Directive:
Each line below should be quoted exactly, please.

Material for this task:

START

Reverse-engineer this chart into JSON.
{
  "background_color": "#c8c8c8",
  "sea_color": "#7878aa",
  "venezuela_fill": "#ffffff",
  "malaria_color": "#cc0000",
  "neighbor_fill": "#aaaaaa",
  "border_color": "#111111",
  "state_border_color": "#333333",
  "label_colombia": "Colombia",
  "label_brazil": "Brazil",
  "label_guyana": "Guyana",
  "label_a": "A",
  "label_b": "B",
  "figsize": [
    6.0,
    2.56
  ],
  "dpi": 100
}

END

Task solution:
Reverse-engineer this chart into JSON.
{
  "background_color": "#c8c8c8",
  "sea_color": "#7878aa",
  "venezuela_fill": "#ffffff",
  "malaria_color": "#cc0000",
  "neighbor_fill": "#aaaaaa",
  "border_color": "#111111",
  "state_border_color": "#333333",
  "label_colombia": "Colombia",
  "label_brazil": "Brazil",
  "label_guyana": "Guyana",
  "label_a": "A",
  "label_b": "B",
  "figsize": [
    6.0,
    2.56
  ],
  "dpi": 100
}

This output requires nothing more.